▶ [Task directions]
Below is some material; set it all down exactly, apart from the pictures.

▶ [Supplied material]

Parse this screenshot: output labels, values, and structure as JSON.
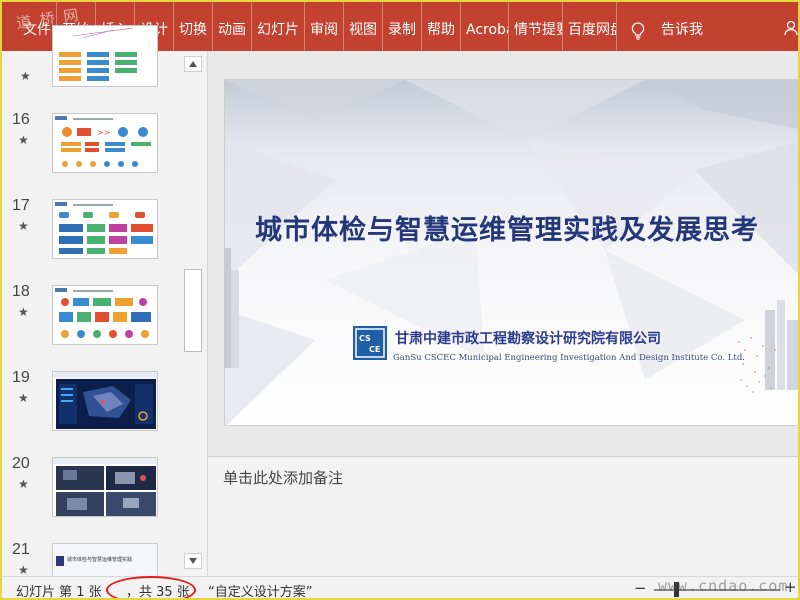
{
  "watermark_logo": "道 桥 网",
  "ribbon": {
    "tabs": [
      "文件",
      "开始",
      "插入",
      "设计",
      "切换",
      "动画",
      "幻灯片",
      "审阅",
      "视图",
      "录制",
      "帮助",
      "Acrobat",
      "情节提要",
      "百度网盘"
    ],
    "tell_me": "告诉我"
  },
  "slides": [
    {
      "number": "16",
      "star": "★"
    },
    {
      "number": "17",
      "star": "★"
    },
    {
      "number": "18",
      "star": "★"
    },
    {
      "number": "19",
      "star": "★"
    },
    {
      "number": "20",
      "star": "★"
    },
    {
      "number": "21",
      "star": "★"
    }
  ],
  "top_partial_star": "★",
  "thumb_21_text": "城市体检与智慧运维管理实践",
  "main_slide": {
    "title": "城市体检与智慧运维管理实践及发展思考",
    "org_cn": "甘肃中建市政工程勘察设计研究院有限公司",
    "org_en": "GanSu CSCEC Municipal Engineering Investigation And Design Institute Co. Ltd."
  },
  "notes_placeholder": "单击此处添加备注",
  "status": {
    "slide_info": "幻灯片 第 1 张",
    "total": "，共 35 张",
    "theme": "“自定义设计方案”",
    "zoom_minus": "−",
    "zoom_plus": "+",
    "site_watermark": "www.cndao.com"
  },
  "colors": {
    "ribbon_bg": "#c2422f",
    "title_color": "#24377a",
    "highlight_ellipse": "#e01c1c"
  }
}
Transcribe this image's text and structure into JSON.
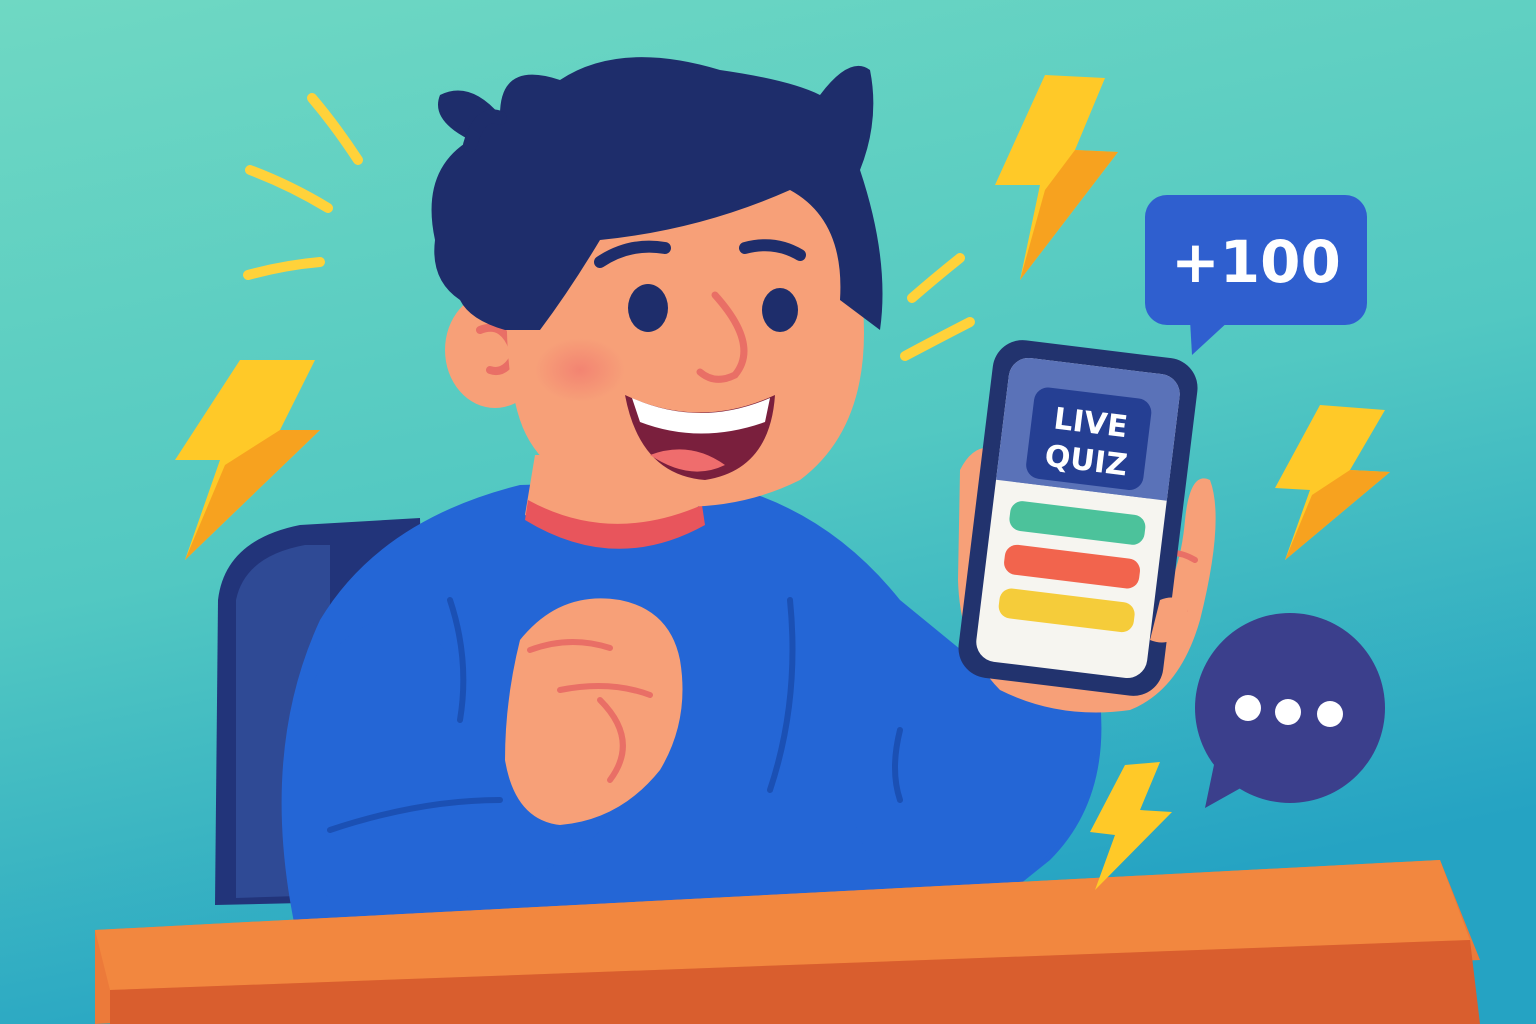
{
  "colors": {
    "background_top": "#6ad6c2",
    "background_bottom": "#2aa9c4",
    "shirt": "#2466d6",
    "skin": "#f7a078",
    "hair": "#1e2d6b",
    "desk": "#ec7a3a",
    "bolt": "#ffc928",
    "score_bubble": "#2f5fcf",
    "chat_bubble": "#3b3f8c"
  },
  "phone": {
    "title_line1": "LIVE",
    "title_line2": "QUIZ",
    "answers": [
      {
        "icon": "answer-bar-green",
        "color": "#4cc29b"
      },
      {
        "icon": "answer-bar-red",
        "color": "#f2644d"
      },
      {
        "icon": "answer-bar-yellow",
        "color": "#f5cc3a"
      }
    ]
  },
  "score_bubble": {
    "text": "+100"
  },
  "chat_bubble": {
    "icon": "ellipsis-icon"
  },
  "decorations": {
    "icon": "lightning-bolt-icon"
  }
}
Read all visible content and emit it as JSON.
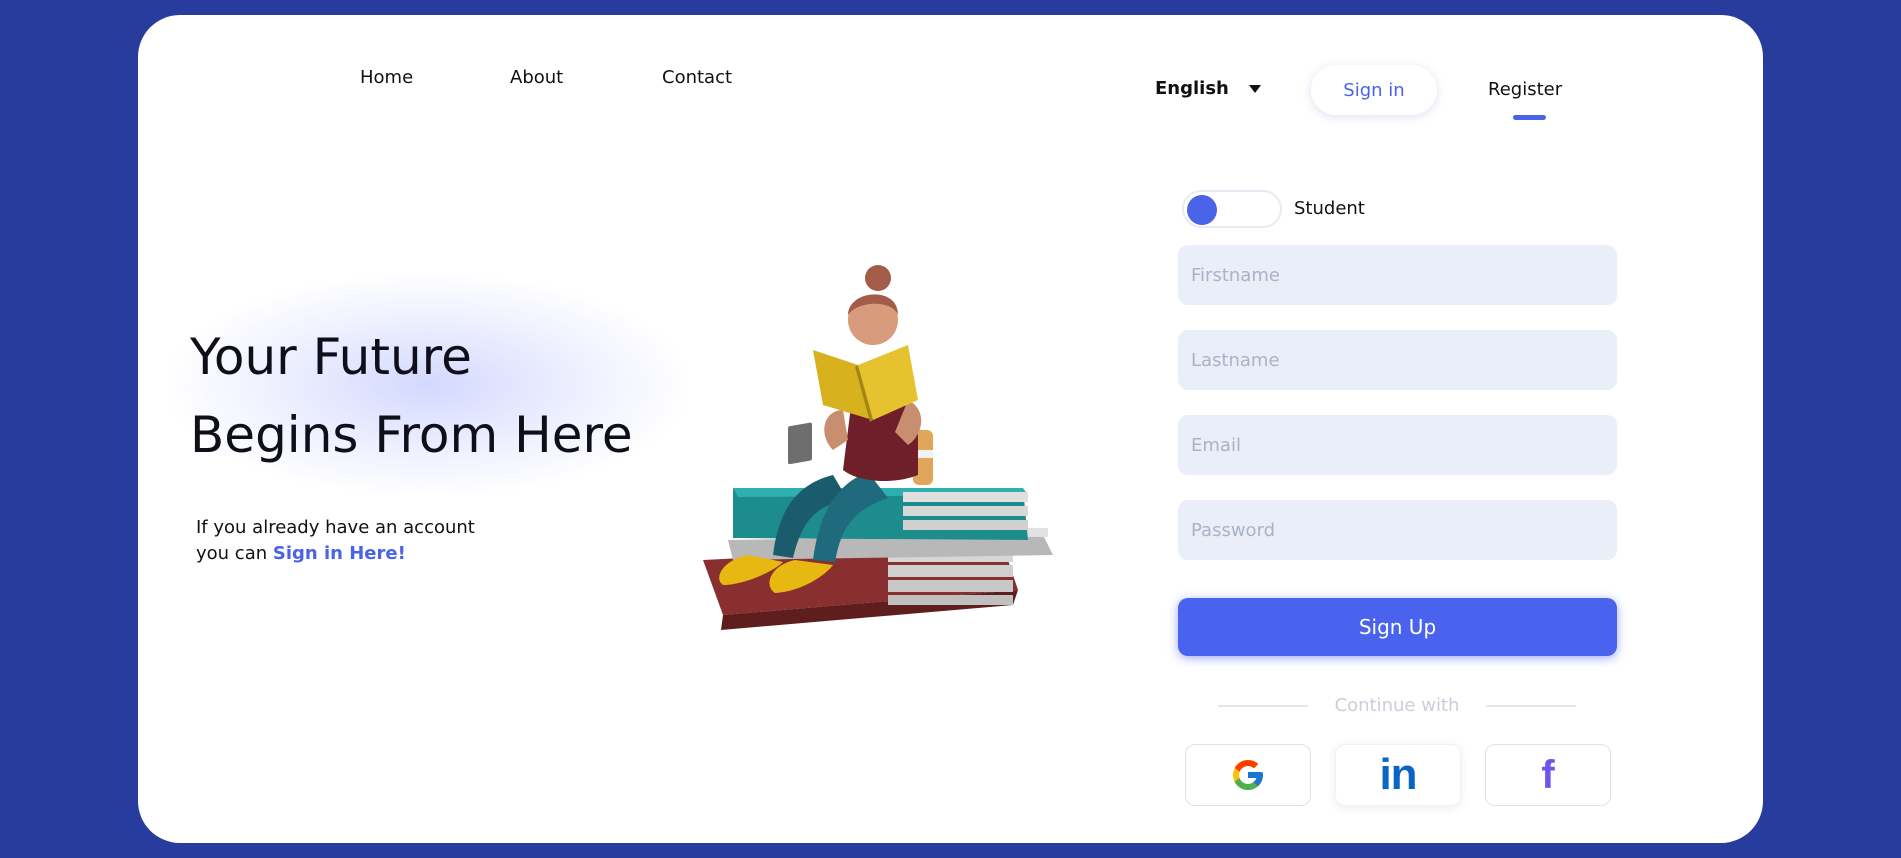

▶ [Answer for this exercise]
Parse this screenshot: output labels, values, and structure as JSON.
{
  "watermark_logo": "道 桥 网",
  "ribbon": {
    "tabs": [
      "文件",
      "开始",
      "插入",
      "设计",
      "切换",
      "动画",
      "幻灯片",
      "审阅",
      "视图",
      "录制",
      "帮助",
      "Acrobat",
      "情节提要",
      "百度网盘"
    ],
    "tell_me": "告诉我"
  },
  "slides": [
    {
      "number": "16",
      "star": "★"
    },
    {
      "number": "17",
      "star": "★"
    },
    {
      "number": "18",
      "star": "★"
    },
    {
      "number": "19",
      "star": "★"
    },
    {
      "number": "20",
      "star": "★"
    },
    {
      "number": "21",
      "star": "★"
    }
  ],
  "top_partial_star": "★",
  "thumb_21_text": "城市体检与智慧运维管理实践",
  "main_slide": {
    "title": "城市体检与智慧运维管理实践及发展思考",
    "org_cn": "甘肃中建市政工程勘察设计研究院有限公司",
    "org_en": "GanSu CSCEC Municipal Engineering Investigation And Design Institute Co. Ltd."
  },
  "notes_placeholder": "单击此处添加备注",
  "status": {
    "slide_info": "幻灯片 第 1 张",
    "total": "，共 35 张",
    "theme": "“自定义设计方案”",
    "zoom_minus": "−",
    "zoom_plus": "+",
    "site_watermark": "www.cndao.com"
  },
  "colors": {
    "ribbon_bg": "#c2422f",
    "title_color": "#24377a",
    "highlight_ellipse": "#e01c1c"
  }
}
Transcribe this image's text and structure into JSON.
{
  "colors": {
    "background_top": "#6ad6c2",
    "background_bottom": "#2aa9c4",
    "shirt": "#2466d6",
    "skin": "#f7a078",
    "hair": "#1e2d6b",
    "desk": "#ec7a3a",
    "bolt": "#ffc928",
    "score_bubble": "#2f5fcf",
    "chat_bubble": "#3b3f8c"
  },
  "phone": {
    "title_line1": "LIVE",
    "title_line2": "QUIZ",
    "answers": [
      {
        "icon": "answer-bar-green",
        "color": "#4cc29b"
      },
      {
        "icon": "answer-bar-red",
        "color": "#f2644d"
      },
      {
        "icon": "answer-bar-yellow",
        "color": "#f5cc3a"
      }
    ]
  },
  "score_bubble": {
    "text": "+100"
  },
  "chat_bubble": {
    "icon": "ellipsis-icon"
  },
  "decorations": {
    "icon": "lightning-bolt-icon"
  }
}
Read all visible content and emit it as JSON.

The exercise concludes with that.